(Records about charts and figures)
+++
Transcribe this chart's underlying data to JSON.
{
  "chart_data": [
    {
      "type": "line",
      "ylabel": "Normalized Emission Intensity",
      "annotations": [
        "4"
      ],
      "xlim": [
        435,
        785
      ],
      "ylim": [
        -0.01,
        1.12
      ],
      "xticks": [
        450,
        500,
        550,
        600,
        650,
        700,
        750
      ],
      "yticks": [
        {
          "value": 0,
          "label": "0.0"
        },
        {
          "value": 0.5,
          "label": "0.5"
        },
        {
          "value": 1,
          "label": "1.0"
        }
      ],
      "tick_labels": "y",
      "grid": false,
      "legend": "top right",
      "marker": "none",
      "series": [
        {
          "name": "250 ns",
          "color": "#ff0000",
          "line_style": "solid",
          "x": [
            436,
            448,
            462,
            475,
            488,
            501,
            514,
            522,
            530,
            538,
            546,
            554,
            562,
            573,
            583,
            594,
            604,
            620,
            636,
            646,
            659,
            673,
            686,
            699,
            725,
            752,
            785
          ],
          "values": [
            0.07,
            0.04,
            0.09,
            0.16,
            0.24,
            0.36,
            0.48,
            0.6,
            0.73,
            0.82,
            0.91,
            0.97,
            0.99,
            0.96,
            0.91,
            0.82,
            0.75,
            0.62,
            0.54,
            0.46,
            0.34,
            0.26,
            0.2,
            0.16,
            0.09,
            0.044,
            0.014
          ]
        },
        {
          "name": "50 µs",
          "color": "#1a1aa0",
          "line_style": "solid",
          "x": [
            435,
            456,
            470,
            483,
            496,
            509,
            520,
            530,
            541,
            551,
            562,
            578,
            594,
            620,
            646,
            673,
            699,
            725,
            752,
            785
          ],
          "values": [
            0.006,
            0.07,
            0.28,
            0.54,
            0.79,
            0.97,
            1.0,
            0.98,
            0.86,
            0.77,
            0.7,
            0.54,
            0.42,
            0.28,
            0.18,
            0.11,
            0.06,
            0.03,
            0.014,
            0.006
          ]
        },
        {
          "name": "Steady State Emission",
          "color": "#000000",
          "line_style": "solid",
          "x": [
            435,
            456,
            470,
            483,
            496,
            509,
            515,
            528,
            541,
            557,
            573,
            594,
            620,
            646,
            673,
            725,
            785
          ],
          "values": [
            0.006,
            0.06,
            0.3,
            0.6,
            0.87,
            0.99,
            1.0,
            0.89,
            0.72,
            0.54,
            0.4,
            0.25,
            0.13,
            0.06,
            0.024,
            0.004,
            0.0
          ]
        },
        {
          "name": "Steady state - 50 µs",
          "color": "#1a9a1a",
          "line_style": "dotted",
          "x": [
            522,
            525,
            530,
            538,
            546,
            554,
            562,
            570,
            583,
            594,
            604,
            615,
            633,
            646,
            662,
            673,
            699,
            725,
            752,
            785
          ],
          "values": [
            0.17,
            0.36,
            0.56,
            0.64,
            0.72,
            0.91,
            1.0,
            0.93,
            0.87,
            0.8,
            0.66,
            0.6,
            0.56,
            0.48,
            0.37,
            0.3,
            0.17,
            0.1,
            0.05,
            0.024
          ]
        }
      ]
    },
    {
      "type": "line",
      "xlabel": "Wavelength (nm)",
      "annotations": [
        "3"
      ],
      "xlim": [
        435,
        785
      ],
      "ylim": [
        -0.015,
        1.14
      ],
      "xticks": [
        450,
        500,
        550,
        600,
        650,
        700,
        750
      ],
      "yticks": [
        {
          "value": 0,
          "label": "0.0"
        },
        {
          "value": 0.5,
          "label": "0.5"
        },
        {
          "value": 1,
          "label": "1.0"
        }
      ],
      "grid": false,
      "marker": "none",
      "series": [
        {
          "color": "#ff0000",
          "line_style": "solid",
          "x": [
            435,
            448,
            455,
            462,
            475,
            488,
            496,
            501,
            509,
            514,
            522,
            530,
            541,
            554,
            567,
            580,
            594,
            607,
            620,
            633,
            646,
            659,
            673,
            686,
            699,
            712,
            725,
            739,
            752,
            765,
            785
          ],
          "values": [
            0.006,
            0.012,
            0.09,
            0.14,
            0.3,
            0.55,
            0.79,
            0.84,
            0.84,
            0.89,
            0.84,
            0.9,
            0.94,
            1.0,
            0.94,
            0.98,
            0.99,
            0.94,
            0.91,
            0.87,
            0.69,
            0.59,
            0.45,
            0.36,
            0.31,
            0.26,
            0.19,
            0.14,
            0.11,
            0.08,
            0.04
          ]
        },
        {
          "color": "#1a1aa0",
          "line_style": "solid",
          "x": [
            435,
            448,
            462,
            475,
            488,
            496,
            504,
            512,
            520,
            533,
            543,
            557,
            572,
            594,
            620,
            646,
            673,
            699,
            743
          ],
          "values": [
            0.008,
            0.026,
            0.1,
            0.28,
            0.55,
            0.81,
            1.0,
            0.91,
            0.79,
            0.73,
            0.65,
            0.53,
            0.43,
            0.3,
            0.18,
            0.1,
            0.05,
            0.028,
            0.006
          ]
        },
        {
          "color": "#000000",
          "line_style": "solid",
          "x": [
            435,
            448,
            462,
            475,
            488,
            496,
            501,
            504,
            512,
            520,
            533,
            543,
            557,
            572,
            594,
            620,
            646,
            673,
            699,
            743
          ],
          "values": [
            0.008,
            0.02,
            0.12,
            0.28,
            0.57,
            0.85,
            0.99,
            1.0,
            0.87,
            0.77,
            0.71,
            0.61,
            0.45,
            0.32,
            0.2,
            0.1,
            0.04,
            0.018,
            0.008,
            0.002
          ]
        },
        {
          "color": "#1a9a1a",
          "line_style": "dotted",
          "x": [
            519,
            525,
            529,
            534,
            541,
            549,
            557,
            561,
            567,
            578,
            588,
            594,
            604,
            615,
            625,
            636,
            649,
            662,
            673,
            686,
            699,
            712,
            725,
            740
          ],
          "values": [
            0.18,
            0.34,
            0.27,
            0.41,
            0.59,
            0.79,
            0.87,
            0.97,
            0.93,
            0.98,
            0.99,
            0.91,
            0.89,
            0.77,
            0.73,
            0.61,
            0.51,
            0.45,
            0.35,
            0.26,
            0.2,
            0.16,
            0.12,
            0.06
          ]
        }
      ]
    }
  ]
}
+++
**AIM**
Take the entries above and transcribe them exactly.

**WRITTEN RESPONSE**
Transcribe this chart's underlying data to JSON.
{
  "chart_data": [
    {
      "type": "line",
      "ylabel": "Normalized Emission Intensity",
      "annotations": [
        "4"
      ],
      "xlim": [
        435,
        785
      ],
      "ylim": [
        -0.01,
        1.12
      ],
      "xticks": [
        450,
        500,
        550,
        600,
        650,
        700,
        750
      ],
      "yticks": [
        {
          "value": 0,
          "label": "0.0"
        },
        {
          "value": 0.5,
          "label": "0.5"
        },
        {
          "value": 1,
          "label": "1.0"
        }
      ],
      "tick_labels": "y",
      "grid": false,
      "legend": "top right",
      "marker": "none",
      "series": [
        {
          "name": "250 ns",
          "color": "#ff0000",
          "line_style": "solid",
          "x": [
            436,
            448,
            462,
            475,
            488,
            501,
            514,
            522,
            530,
            538,
            546,
            554,
            562,
            573,
            583,
            594,
            604,
            620,
            636,
            646,
            659,
            673,
            686,
            699,
            725,
            752,
            785
          ],
          "values": [
            0.07,
            0.04,
            0.09,
            0.16,
            0.24,
            0.36,
            0.48,
            0.6,
            0.73,
            0.82,
            0.91,
            0.97,
            0.99,
            0.96,
            0.91,
            0.82,
            0.75,
            0.62,
            0.54,
            0.46,
            0.34,
            0.26,
            0.2,
            0.16,
            0.09,
            0.044,
            0.014
          ]
        },
        {
          "name": "50 µs",
          "color": "#1a1aa0",
          "line_style": "solid",
          "x": [
            435,
            456,
            470,
            483,
            496,
            509,
            520,
            530,
            541,
            551,
            562,
            578,
            594,
            620,
            646,
            673,
            699,
            725,
            752,
            785
          ],
          "values": [
            0.006,
            0.07,
            0.28,
            0.54,
            0.79,
            0.97,
            1.0,
            0.98,
            0.86,
            0.77,
            0.7,
            0.54,
            0.42,
            0.28,
            0.18,
            0.11,
            0.06,
            0.03,
            0.014,
            0.006
          ]
        },
        {
          "name": "Steady State Emission",
          "color": "#000000",
          "line_style": "solid",
          "x": [
            435,
            456,
            470,
            483,
            496,
            509,
            515,
            528,
            541,
            557,
            573,
            594,
            620,
            646,
            673,
            725,
            785
          ],
          "values": [
            0.006,
            0.06,
            0.3,
            0.6,
            0.87,
            0.99,
            1.0,
            0.89,
            0.72,
            0.54,
            0.4,
            0.25,
            0.13,
            0.06,
            0.024,
            0.004,
            0.0
          ]
        },
        {
          "name": "Steady state - 50 µs",
          "color": "#1a9a1a",
          "line_style": "dotted",
          "x": [
            522,
            525,
            530,
            538,
            546,
            554,
            562,
            570,
            583,
            594,
            604,
            615,
            633,
            646,
            662,
            673,
            699,
            725,
            752,
            785
          ],
          "values": [
            0.17,
            0.36,
            0.56,
            0.64,
            0.72,
            0.91,
            1.0,
            0.93,
            0.87,
            0.8,
            0.66,
            0.6,
            0.56,
            0.48,
            0.37,
            0.3,
            0.17,
            0.1,
            0.05,
            0.024
          ]
        }
      ]
    },
    {
      "type": "line",
      "xlabel": "Wavelength (nm)",
      "annotations": [
        "3"
      ],
      "xlim": [
        435,
        785
      ],
      "ylim": [
        -0.015,
        1.14
      ],
      "xticks": [
        450,
        500,
        550,
        600,
        650,
        700,
        750
      ],
      "yticks": [
        {
          "value": 0,
          "label": "0.0"
        },
        {
          "value": 0.5,
          "label": "0.5"
        },
        {
          "value": 1,
          "label": "1.0"
        }
      ],
      "grid": false,
      "marker": "none",
      "series": [
        {
          "color": "#ff0000",
          "line_style": "solid",
          "x": [
            435,
            448,
            455,
            462,
            475,
            488,
            496,
            501,
            509,
            514,
            522,
            530,
            541,
            554,
            567,
            580,
            594,
            607,
            620,
            633,
            646,
            659,
            673,
            686,
            699,
            712,
            725,
            739,
            752,
            765,
            785
          ],
          "values": [
            0.006,
            0.012,
            0.09,
            0.14,
            0.3,
            0.55,
            0.79,
            0.84,
            0.84,
            0.89,
            0.84,
            0.9,
            0.94,
            1.0,
            0.94,
            0.98,
            0.99,
            0.94,
            0.91,
            0.87,
            0.69,
            0.59,
            0.45,
            0.36,
            0.31,
            0.26,
            0.19,
            0.14,
            0.11,
            0.08,
            0.04
          ]
        },
        {
          "color": "#1a1aa0",
          "line_style": "solid",
          "x": [
            435,
            448,
            462,
            475,
            488,
            496,
            504,
            512,
            520,
            533,
            543,
            557,
            572,
            594,
            620,
            646,
            673,
            699,
            743
          ],
          "values": [
            0.008,
            0.026,
            0.1,
            0.28,
            0.55,
            0.81,
            1.0,
            0.91,
            0.79,
            0.73,
            0.65,
            0.53,
            0.43,
            0.3,
            0.18,
            0.1,
            0.05,
            0.028,
            0.006
          ]
        },
        {
          "color": "#000000",
          "line_style": "solid",
          "x": [
            435,
            448,
            462,
            475,
            488,
            496,
            501,
            504,
            512,
            520,
            533,
            543,
            557,
            572,
            594,
            620,
            646,
            673,
            699,
            743
          ],
          "values": [
            0.008,
            0.02,
            0.12,
            0.28,
            0.57,
            0.85,
            0.99,
            1.0,
            0.87,
            0.77,
            0.71,
            0.61,
            0.45,
            0.32,
            0.2,
            0.1,
            0.04,
            0.018,
            0.008,
            0.002
          ]
        },
        {
          "color": "#1a9a1a",
          "line_style": "dotted",
          "x": [
            519,
            525,
            529,
            534,
            541,
            549,
            557,
            561,
            567,
            578,
            588,
            594,
            604,
            615,
            625,
            636,
            649,
            662,
            673,
            686,
            699,
            712,
            725,
            740
          ],
          "values": [
            0.18,
            0.34,
            0.27,
            0.41,
            0.59,
            0.79,
            0.87,
            0.97,
            0.93,
            0.98,
            0.99,
            0.91,
            0.89,
            0.77,
            0.73,
            0.61,
            0.51,
            0.45,
            0.35,
            0.26,
            0.2,
            0.16,
            0.12,
            0.06
          ]
        }
      ]
    }
  ]
}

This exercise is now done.